Could you give the data below again, exactly and completely?
━━━━━ GIVEN INFORMATION ━━━━━
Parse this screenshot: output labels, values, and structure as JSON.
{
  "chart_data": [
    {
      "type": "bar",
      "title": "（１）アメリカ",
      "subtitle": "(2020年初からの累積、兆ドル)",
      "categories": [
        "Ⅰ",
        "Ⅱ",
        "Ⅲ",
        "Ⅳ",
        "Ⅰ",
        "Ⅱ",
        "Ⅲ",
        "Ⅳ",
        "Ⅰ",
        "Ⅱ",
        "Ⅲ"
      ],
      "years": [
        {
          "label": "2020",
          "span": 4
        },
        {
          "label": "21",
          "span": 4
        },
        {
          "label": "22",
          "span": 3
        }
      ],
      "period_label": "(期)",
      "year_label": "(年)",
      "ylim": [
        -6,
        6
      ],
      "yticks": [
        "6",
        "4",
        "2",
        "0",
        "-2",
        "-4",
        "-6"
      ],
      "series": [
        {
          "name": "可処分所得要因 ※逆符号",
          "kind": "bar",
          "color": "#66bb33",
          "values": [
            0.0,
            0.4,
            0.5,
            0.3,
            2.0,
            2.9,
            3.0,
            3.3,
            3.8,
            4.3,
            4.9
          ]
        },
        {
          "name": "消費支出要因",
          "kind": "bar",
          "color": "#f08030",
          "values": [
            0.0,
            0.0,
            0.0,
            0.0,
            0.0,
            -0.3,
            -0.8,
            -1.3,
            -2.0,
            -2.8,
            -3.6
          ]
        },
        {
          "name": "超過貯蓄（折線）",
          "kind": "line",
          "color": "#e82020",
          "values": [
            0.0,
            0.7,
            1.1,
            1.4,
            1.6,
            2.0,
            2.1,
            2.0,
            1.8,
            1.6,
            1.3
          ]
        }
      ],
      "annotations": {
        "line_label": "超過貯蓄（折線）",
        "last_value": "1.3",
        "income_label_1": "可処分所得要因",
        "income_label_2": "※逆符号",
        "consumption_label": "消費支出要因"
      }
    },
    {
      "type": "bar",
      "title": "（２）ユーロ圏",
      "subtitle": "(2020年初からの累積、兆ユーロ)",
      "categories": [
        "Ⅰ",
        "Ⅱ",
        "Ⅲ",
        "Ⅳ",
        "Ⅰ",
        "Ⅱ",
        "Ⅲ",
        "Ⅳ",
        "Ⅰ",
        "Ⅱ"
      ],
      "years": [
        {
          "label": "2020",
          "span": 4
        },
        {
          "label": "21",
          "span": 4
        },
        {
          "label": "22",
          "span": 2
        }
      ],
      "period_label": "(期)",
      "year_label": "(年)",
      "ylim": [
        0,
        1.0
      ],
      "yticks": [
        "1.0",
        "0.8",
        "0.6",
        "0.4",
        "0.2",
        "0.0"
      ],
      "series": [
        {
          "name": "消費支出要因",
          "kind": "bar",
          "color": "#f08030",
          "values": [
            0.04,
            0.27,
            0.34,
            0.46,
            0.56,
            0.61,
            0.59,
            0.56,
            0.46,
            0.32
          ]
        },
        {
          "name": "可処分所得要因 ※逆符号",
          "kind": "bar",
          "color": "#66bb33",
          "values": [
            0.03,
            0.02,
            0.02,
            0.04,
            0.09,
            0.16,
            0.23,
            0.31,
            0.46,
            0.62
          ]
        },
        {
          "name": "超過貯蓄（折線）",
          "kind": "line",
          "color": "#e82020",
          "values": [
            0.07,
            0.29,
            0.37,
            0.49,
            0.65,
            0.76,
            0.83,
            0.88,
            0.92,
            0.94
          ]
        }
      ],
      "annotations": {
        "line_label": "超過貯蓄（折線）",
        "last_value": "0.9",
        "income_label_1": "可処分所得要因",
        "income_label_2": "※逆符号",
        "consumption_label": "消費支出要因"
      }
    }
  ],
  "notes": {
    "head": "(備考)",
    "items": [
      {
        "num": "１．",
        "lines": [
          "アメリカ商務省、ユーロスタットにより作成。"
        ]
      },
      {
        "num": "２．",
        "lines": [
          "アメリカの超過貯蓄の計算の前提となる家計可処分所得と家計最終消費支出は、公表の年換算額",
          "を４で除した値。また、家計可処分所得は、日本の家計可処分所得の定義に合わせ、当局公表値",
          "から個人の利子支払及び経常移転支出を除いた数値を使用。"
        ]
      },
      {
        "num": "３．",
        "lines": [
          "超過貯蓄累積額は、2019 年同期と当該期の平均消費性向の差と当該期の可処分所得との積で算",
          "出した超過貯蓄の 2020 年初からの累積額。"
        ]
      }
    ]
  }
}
━━━━━
* _SOLUTION FOR THIS EXERCISE_
Parse this screenshot: output labels, values, and structure as JSON.
{
  "chart_data": [
    {
      "type": "bar",
      "title": "（１）アメリカ",
      "subtitle": "(2020年初からの累積、兆ドル)",
      "categories": [
        "Ⅰ",
        "Ⅱ",
        "Ⅲ",
        "Ⅳ",
        "Ⅰ",
        "Ⅱ",
        "Ⅲ",
        "Ⅳ",
        "Ⅰ",
        "Ⅱ",
        "Ⅲ"
      ],
      "years": [
        {
          "label": "2020",
          "span": 4
        },
        {
          "label": "21",
          "span": 4
        },
        {
          "label": "22",
          "span": 3
        }
      ],
      "period_label": "(期)",
      "year_label": "(年)",
      "ylim": [
        -6,
        6
      ],
      "yticks": [
        "6",
        "4",
        "2",
        "0",
        "-2",
        "-4",
        "-6"
      ],
      "series": [
        {
          "name": "可処分所得要因 ※逆符号",
          "kind": "bar",
          "color": "#66bb33",
          "values": [
            0.0,
            0.4,
            0.5,
            0.3,
            2.0,
            2.9,
            3.0,
            3.3,
            3.8,
            4.3,
            4.9
          ]
        },
        {
          "name": "消費支出要因",
          "kind": "bar",
          "color": "#f08030",
          "values": [
            0.0,
            0.0,
            0.0,
            0.0,
            0.0,
            -0.3,
            -0.8,
            -1.3,
            -2.0,
            -2.8,
            -3.6
          ]
        },
        {
          "name": "超過貯蓄（折線）",
          "kind": "line",
          "color": "#e82020",
          "values": [
            0.0,
            0.7,
            1.1,
            1.4,
            1.6,
            2.0,
            2.1,
            2.0,
            1.8,
            1.6,
            1.3
          ]
        }
      ],
      "annotations": {
        "line_label": "超過貯蓄（折線）",
        "last_value": "1.3",
        "income_label_1": "可処分所得要因",
        "income_label_2": "※逆符号",
        "consumption_label": "消費支出要因"
      }
    },
    {
      "type": "bar",
      "title": "（２）ユーロ圏",
      "subtitle": "(2020年初からの累積、兆ユーロ)",
      "categories": [
        "Ⅰ",
        "Ⅱ",
        "Ⅲ",
        "Ⅳ",
        "Ⅰ",
        "Ⅱ",
        "Ⅲ",
        "Ⅳ",
        "Ⅰ",
        "Ⅱ"
      ],
      "years": [
        {
          "label": "2020",
          "span": 4
        },
        {
          "label": "21",
          "span": 4
        },
        {
          "label": "22",
          "span": 2
        }
      ],
      "period_label": "(期)",
      "year_label": "(年)",
      "ylim": [
        0,
        1.0
      ],
      "yticks": [
        "1.0",
        "0.8",
        "0.6",
        "0.4",
        "0.2",
        "0.0"
      ],
      "series": [
        {
          "name": "消費支出要因",
          "kind": "bar",
          "color": "#f08030",
          "values": [
            0.04,
            0.27,
            0.34,
            0.46,
            0.56,
            0.61,
            0.59,
            0.56,
            0.46,
            0.32
          ]
        },
        {
          "name": "可処分所得要因 ※逆符号",
          "kind": "bar",
          "color": "#66bb33",
          "values": [
            0.03,
            0.02,
            0.02,
            0.04,
            0.09,
            0.16,
            0.23,
            0.31,
            0.46,
            0.62
          ]
        },
        {
          "name": "超過貯蓄（折線）",
          "kind": "line",
          "color": "#e82020",
          "values": [
            0.07,
            0.29,
            0.37,
            0.49,
            0.65,
            0.76,
            0.83,
            0.88,
            0.92,
            0.94
          ]
        }
      ],
      "annotations": {
        "line_label": "超過貯蓄（折線）",
        "last_value": "0.9",
        "income_label_1": "可処分所得要因",
        "income_label_2": "※逆符号",
        "consumption_label": "消費支出要因"
      }
    }
  ],
  "notes": {
    "head": "(備考)",
    "items": [
      {
        "num": "１．",
        "lines": [
          "アメリカ商務省、ユーロスタットにより作成。"
        ]
      },
      {
        "num": "２．",
        "lines": [
          "アメリカの超過貯蓄の計算の前提となる家計可処分所得と家計最終消費支出は、公表の年換算額",
          "を４で除した値。また、家計可処分所得は、日本の家計可処分所得の定義に合わせ、当局公表値",
          "から個人の利子支払及び経常移転支出を除いた数値を使用。"
        ]
      },
      {
        "num": "３．",
        "lines": [
          "超過貯蓄累積額は、2019 年同期と当該期の平均消費性向の差と当該期の可処分所得との積で算",
          "出した超過貯蓄の 2020 年初からの累積額。"
        ]
      }
    ]
  }
}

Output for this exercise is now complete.